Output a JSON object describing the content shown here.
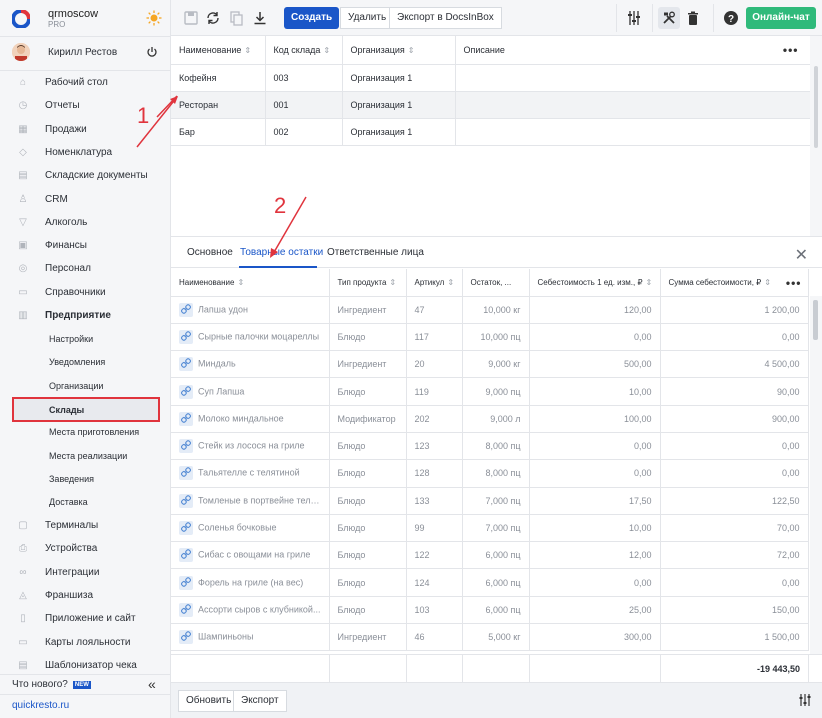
{
  "brand": {
    "name": "qrmoscow",
    "plan": "PRO"
  },
  "user": {
    "name": "Кирилл Рестов"
  },
  "nav": [
    {
      "label": "Рабочий стол",
      "icon": "dashboard-icon"
    },
    {
      "label": "Отчеты",
      "icon": "reports-icon"
    },
    {
      "label": "Продажи",
      "icon": "sales-icon"
    },
    {
      "label": "Номенклатура",
      "icon": "tag-icon"
    },
    {
      "label": "Складские документы",
      "icon": "documents-icon"
    },
    {
      "label": "CRM",
      "icon": "crm-icon"
    },
    {
      "label": "Алкоголь",
      "icon": "glass-icon"
    },
    {
      "label": "Финансы",
      "icon": "wallet-icon"
    },
    {
      "label": "Персонал",
      "icon": "person-icon"
    },
    {
      "label": "Справочники",
      "icon": "book-icon"
    },
    {
      "label": "Предприятие",
      "icon": "building-icon"
    }
  ],
  "subnav": [
    {
      "label": "Настройки"
    },
    {
      "label": "Уведомления"
    },
    {
      "label": "Организации"
    },
    {
      "label": "Склады"
    },
    {
      "label": "Места приготовления"
    },
    {
      "label": "Места реализации"
    },
    {
      "label": "Заведения"
    },
    {
      "label": "Доставка"
    }
  ],
  "nav2": [
    {
      "label": "Терминалы",
      "icon": "terminal-icon"
    },
    {
      "label": "Устройства",
      "icon": "printer-icon"
    },
    {
      "label": "Интеграции",
      "icon": "link-icon"
    },
    {
      "label": "Франшиза",
      "icon": "franchise-icon"
    },
    {
      "label": "Приложение и сайт",
      "icon": "app-icon"
    },
    {
      "label": "Карты лояльности",
      "icon": "card-icon"
    },
    {
      "label": "Шаблонизатор чека",
      "icon": "receipt-icon"
    }
  ],
  "sidebar_footer": {
    "news": "Что нового?",
    "news_badge": "NEW",
    "site": "quickresto.ru"
  },
  "toolbar": {
    "create": "Создать",
    "delete": "Удалить",
    "export": "Экспорт в DocsInBox",
    "chat": "Онлайн-чат"
  },
  "top_table": {
    "headers": [
      "Наименование",
      "Код склада",
      "Организация",
      "Описание"
    ],
    "rows": [
      [
        "Кофейня",
        "003",
        "Организация 1",
        ""
      ],
      [
        "Ресторан",
        "001",
        "Организация 1",
        ""
      ],
      [
        "Бар",
        "002",
        "Организация 1",
        ""
      ]
    ]
  },
  "tabs": [
    "Основное",
    "Товарные остатки",
    "Ответственные лица"
  ],
  "grid": {
    "headers": [
      "Наименование",
      "Тип продукта",
      "Артикул",
      "Остаток, ...",
      "Себестоимость 1 ед. изм., ₽",
      "Сумма себестоимости, ₽"
    ],
    "rows": [
      [
        "Лапша удон",
        "Ингредиент",
        "47",
        "10,000 кг",
        "120,00",
        "1 200,00"
      ],
      [
        "Сырные палочки моцареллы",
        "Блюдо",
        "117",
        "10,000 пц",
        "0,00",
        "0,00"
      ],
      [
        "Миндаль",
        "Ингредиент",
        "20",
        "9,000 кг",
        "500,00",
        "4 500,00"
      ],
      [
        "Суп Лапша",
        "Блюдо",
        "119",
        "9,000 пц",
        "10,00",
        "90,00"
      ],
      [
        "Молоко миндальное",
        "Модификатор",
        "202",
        "9,000 л",
        "100,00",
        "900,00"
      ],
      [
        "Стейк из лосося на гриле",
        "Блюдо",
        "123",
        "8,000 пц",
        "0,00",
        "0,00"
      ],
      [
        "Тальятелле с телятиной",
        "Блюдо",
        "128",
        "8,000 пц",
        "0,00",
        "0,00"
      ],
      [
        "Томленые в портвейне теля...",
        "Блюдо",
        "133",
        "7,000 пц",
        "17,50",
        "122,50"
      ],
      [
        "Соленья бочковые",
        "Блюдо",
        "99",
        "7,000 пц",
        "10,00",
        "70,00"
      ],
      [
        "Сибас с овощами на гриле",
        "Блюдо",
        "122",
        "6,000 пц",
        "12,00",
        "72,00"
      ],
      [
        "Форель на гриле (на вес)",
        "Блюдо",
        "124",
        "6,000 пц",
        "0,00",
        "0,00"
      ],
      [
        "Ассорти сыров с клубникой...",
        "Блюдо",
        "103",
        "6,000 пц",
        "25,00",
        "150,00"
      ],
      [
        "Шампиньоны",
        "Ингредиент",
        "46",
        "5,000 кг",
        "300,00",
        "1 500,00"
      ]
    ],
    "total": "-19 443,50"
  },
  "footer": {
    "refresh": "Обновить",
    "export": "Экспорт"
  },
  "annotations": [
    "1",
    "2"
  ],
  "colors": {
    "accent": "#1a56c8",
    "chat": "#2fba7b",
    "annotation": "#e0343d"
  }
}
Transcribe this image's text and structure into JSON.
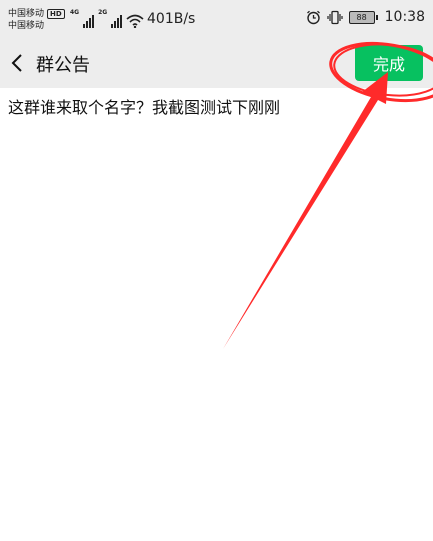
{
  "status_bar": {
    "carrier_1": "中国移动",
    "hd_badge": "HD",
    "carrier_2": "中国移动",
    "net_1": "4G",
    "net_2": "2G",
    "speed": "401B/s",
    "battery": "88",
    "time": "10:38",
    "icons": [
      "alarm-icon",
      "vibrate-icon",
      "wifi-icon",
      "signal-icon",
      "battery-icon"
    ]
  },
  "header": {
    "title": "群公告",
    "done_label": "完成",
    "back_icon": "chevron-left-icon"
  },
  "content": {
    "announcement_text": "这群谁来取个名字？我截图测试下刚刚"
  },
  "colors": {
    "accent_green": "#07c160",
    "annotation_red": "#ff2a2a",
    "bar_background": "#ededed"
  }
}
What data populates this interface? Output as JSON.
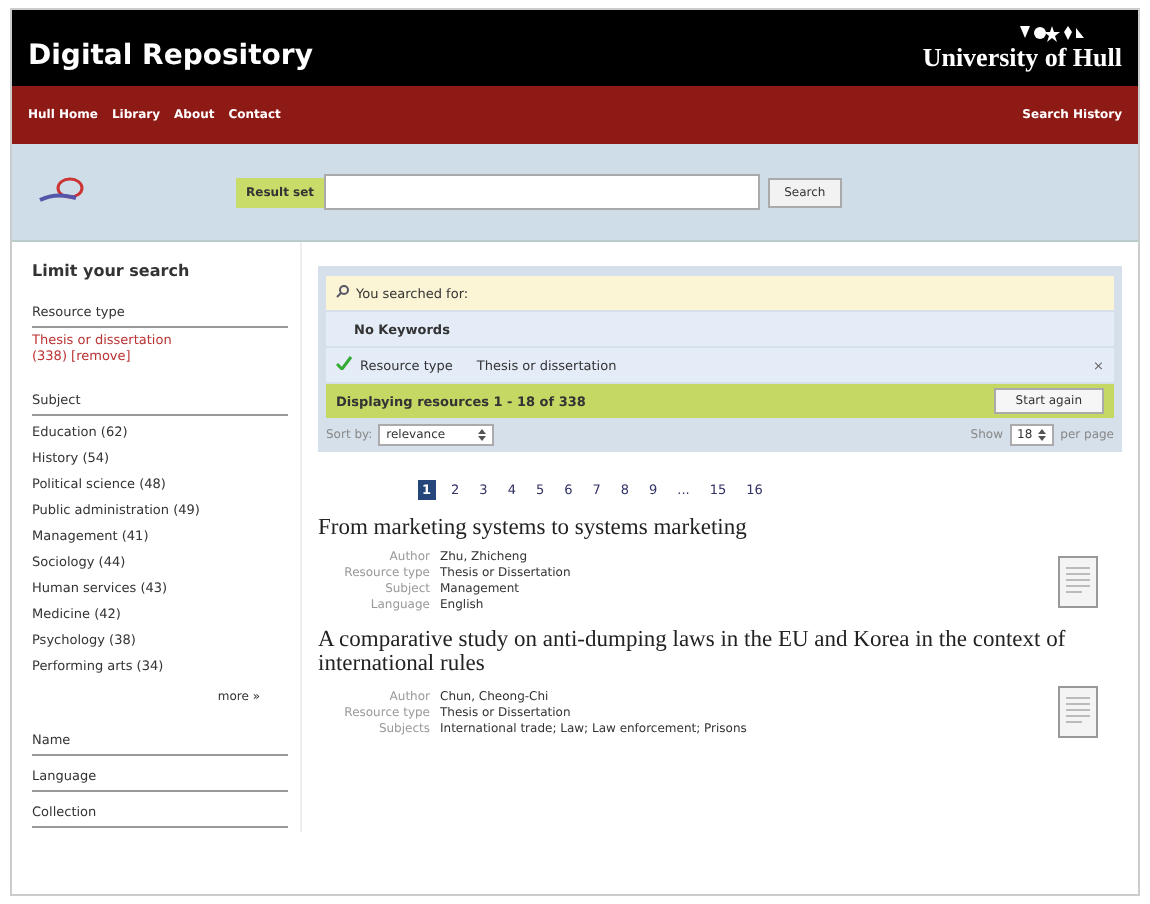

▶ **YOUR OBJECTIVE**
Without including the pictures, reproduce all entries exactly.

▶ **REPLY TO THE EXERCISE**
Output a JSON object describing the content shown here.
{
  "brand": {
    "name": "qrmoscow",
    "plan": "PRO"
  },
  "user": {
    "name": "Кирилл Рестов"
  },
  "nav": [
    {
      "label": "Рабочий стол",
      "icon": "dashboard-icon"
    },
    {
      "label": "Отчеты",
      "icon": "reports-icon"
    },
    {
      "label": "Продажи",
      "icon": "sales-icon"
    },
    {
      "label": "Номенклатура",
      "icon": "tag-icon"
    },
    {
      "label": "Складские документы",
      "icon": "documents-icon"
    },
    {
      "label": "CRM",
      "icon": "crm-icon"
    },
    {
      "label": "Алкоголь",
      "icon": "glass-icon"
    },
    {
      "label": "Финансы",
      "icon": "wallet-icon"
    },
    {
      "label": "Персонал",
      "icon": "person-icon"
    },
    {
      "label": "Справочники",
      "icon": "book-icon"
    },
    {
      "label": "Предприятие",
      "icon": "building-icon"
    }
  ],
  "subnav": [
    {
      "label": "Настройки"
    },
    {
      "label": "Уведомления"
    },
    {
      "label": "Организации"
    },
    {
      "label": "Склады"
    },
    {
      "label": "Места приготовления"
    },
    {
      "label": "Места реализации"
    },
    {
      "label": "Заведения"
    },
    {
      "label": "Доставка"
    }
  ],
  "nav2": [
    {
      "label": "Терминалы",
      "icon": "terminal-icon"
    },
    {
      "label": "Устройства",
      "icon": "printer-icon"
    },
    {
      "label": "Интеграции",
      "icon": "link-icon"
    },
    {
      "label": "Франшиза",
      "icon": "franchise-icon"
    },
    {
      "label": "Приложение и сайт",
      "icon": "app-icon"
    },
    {
      "label": "Карты лояльности",
      "icon": "card-icon"
    },
    {
      "label": "Шаблонизатор чека",
      "icon": "receipt-icon"
    }
  ],
  "sidebar_footer": {
    "news": "Что нового?",
    "news_badge": "NEW",
    "site": "quickresto.ru"
  },
  "toolbar": {
    "create": "Создать",
    "delete": "Удалить",
    "export": "Экспорт в DocsInBox",
    "chat": "Онлайн-чат"
  },
  "top_table": {
    "headers": [
      "Наименование",
      "Код склада",
      "Организация",
      "Описание"
    ],
    "rows": [
      [
        "Кофейня",
        "003",
        "Организация 1",
        ""
      ],
      [
        "Ресторан",
        "001",
        "Организация 1",
        ""
      ],
      [
        "Бар",
        "002",
        "Организация 1",
        ""
      ]
    ]
  },
  "tabs": [
    "Основное",
    "Товарные остатки",
    "Ответственные лица"
  ],
  "grid": {
    "headers": [
      "Наименование",
      "Тип продукта",
      "Артикул",
      "Остаток, ...",
      "Себестоимость 1 ед. изм., ₽",
      "Сумма себестоимости, ₽"
    ],
    "rows": [
      [
        "Лапша удон",
        "Ингредиент",
        "47",
        "10,000 кг",
        "120,00",
        "1 200,00"
      ],
      [
        "Сырные палочки моцареллы",
        "Блюдо",
        "117",
        "10,000 пц",
        "0,00",
        "0,00"
      ],
      [
        "Миндаль",
        "Ингредиент",
        "20",
        "9,000 кг",
        "500,00",
        "4 500,00"
      ],
      [
        "Суп Лапша",
        "Блюдо",
        "119",
        "9,000 пц",
        "10,00",
        "90,00"
      ],
      [
        "Молоко миндальное",
        "Модификатор",
        "202",
        "9,000 л",
        "100,00",
        "900,00"
      ],
      [
        "Стейк из лосося на гриле",
        "Блюдо",
        "123",
        "8,000 пц",
        "0,00",
        "0,00"
      ],
      [
        "Тальятелле с телятиной",
        "Блюдо",
        "128",
        "8,000 пц",
        "0,00",
        "0,00"
      ],
      [
        "Томленые в портвейне теля...",
        "Блюдо",
        "133",
        "7,000 пц",
        "17,50",
        "122,50"
      ],
      [
        "Соленья бочковые",
        "Блюдо",
        "99",
        "7,000 пц",
        "10,00",
        "70,00"
      ],
      [
        "Сибас с овощами на гриле",
        "Блюдо",
        "122",
        "6,000 пц",
        "12,00",
        "72,00"
      ],
      [
        "Форель на гриле (на вес)",
        "Блюдо",
        "124",
        "6,000 пц",
        "0,00",
        "0,00"
      ],
      [
        "Ассорти сыров с клубникой...",
        "Блюдо",
        "103",
        "6,000 пц",
        "25,00",
        "150,00"
      ],
      [
        "Шампиньоны",
        "Ингредиент",
        "46",
        "5,000 кг",
        "300,00",
        "1 500,00"
      ]
    ],
    "total": "-19 443,50"
  },
  "footer": {
    "refresh": "Обновить",
    "export": "Экспорт"
  },
  "annotations": [
    "1",
    "2"
  ],
  "colors": {
    "accent": "#1a56c8",
    "chat": "#2fba7b",
    "annotation": "#e0343d"
  }
}
Transcribe this image's text and structure into JSON.
{
  "status_bar": {
    "carrier_1": "中国移动",
    "hd_badge": "HD",
    "carrier_2": "中国移动",
    "net_1": "4G",
    "net_2": "2G",
    "speed": "401B/s",
    "battery": "88",
    "time": "10:38",
    "icons": [
      "alarm-icon",
      "vibrate-icon",
      "wifi-icon",
      "signal-icon",
      "battery-icon"
    ]
  },
  "header": {
    "title": "群公告",
    "done_label": "完成",
    "back_icon": "chevron-left-icon"
  },
  "content": {
    "announcement_text": "这群谁来取个名字？我截图测试下刚刚"
  },
  "colors": {
    "accent_green": "#07c160",
    "annotation_red": "#ff2a2a",
    "bar_background": "#ededed"
  }
}
What data populates this interface? Output as JSON.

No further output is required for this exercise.